*The input:*

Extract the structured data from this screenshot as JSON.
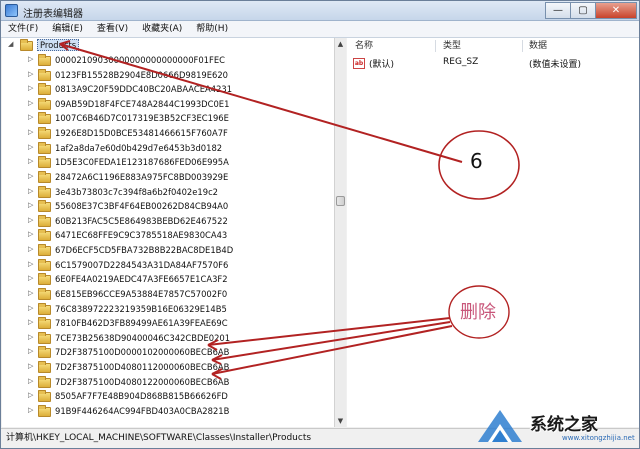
{
  "window": {
    "title": "注册表编辑器",
    "controls": [
      "—",
      "▢",
      "✕"
    ]
  },
  "menu": [
    "文件(F)",
    "编辑(E)",
    "查看(V)",
    "收藏夹(A)",
    "帮助(H)"
  ],
  "tree": {
    "root": "Products",
    "items": [
      "00002109030000000000000000F01FEC",
      "0123FB15528B2904E8D0666D9819E620",
      "0813A9C20F59DDC40BC20ABAACEA4231",
      "09AB59D18F4FCE748A2844C1993DC0E1",
      "1007C6B46D7C017319E3B52CF3EC196E",
      "1926E8D15D0BCE53481466615F760A7F",
      "1af2a8da7e60d0b429d7e6453b3d0182",
      "1D5E3C0FEDA1E123187686FED06E995A",
      "28472A6C1196E883A975FC8BD003929E",
      "3e43b73803c7c394f8a6b2f0402e19c2",
      "55608E37C3BF4F64EB00262D84CB94A0",
      "60B213FAC5C5E864983BEBD62E467522",
      "6471EC68FFE9C9C3785518AE9830CA43",
      "67D6ECF5CD5FBA732B8B22BAC8DE1B4D",
      "6C1579007D2284543A31DA84AF7570F6",
      "6E0FE4A0219AEDC47A3FE6657E1CA3F2",
      "6E815EB96CCE9A53884E7857C57002F0",
      "76C838972223219359B16E06329E14B5",
      "7810FB462D3FB89499AE61A39FEAE69C",
      "7CE73B25638D90400046C342CBDE0201",
      "7D2F3875100D0000102000060BECB6AB",
      "7D2F3875100D4080112000060BECB6AB",
      "7D2F3875100D4080122000060BECB6AB",
      "8505AF7F7E48B904D868B815B66626FD",
      "91B9F446264AC994FBD403A0CBA2821B"
    ]
  },
  "list": {
    "headers": [
      "名称",
      "类型",
      "数据"
    ],
    "rows": [
      {
        "icon": "ab",
        "name": "(默认)",
        "type": "REG_SZ",
        "data": "(数值未设置)"
      }
    ]
  },
  "status": "计算机\\HKEY_LOCAL_MACHINE\\SOFTWARE\\Classes\\Installer\\Products",
  "annotations": {
    "step_number": "6",
    "delete_label": "删除",
    "color_lines": "#b22222",
    "color_circle": "#b22222",
    "color_delete_text": "#c8567a"
  },
  "watermark": {
    "text": "系统之家",
    "url": "www.xitongzhijia.net"
  }
}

*Given request:*
Pick out every line with the string "Products" and copy it.

*Right answer:*
    "root": "Products",
  "status": "计算机\\HKEY_LOCAL_MACHINE\\SOFTWARE\\Classes\\Installer\\Products",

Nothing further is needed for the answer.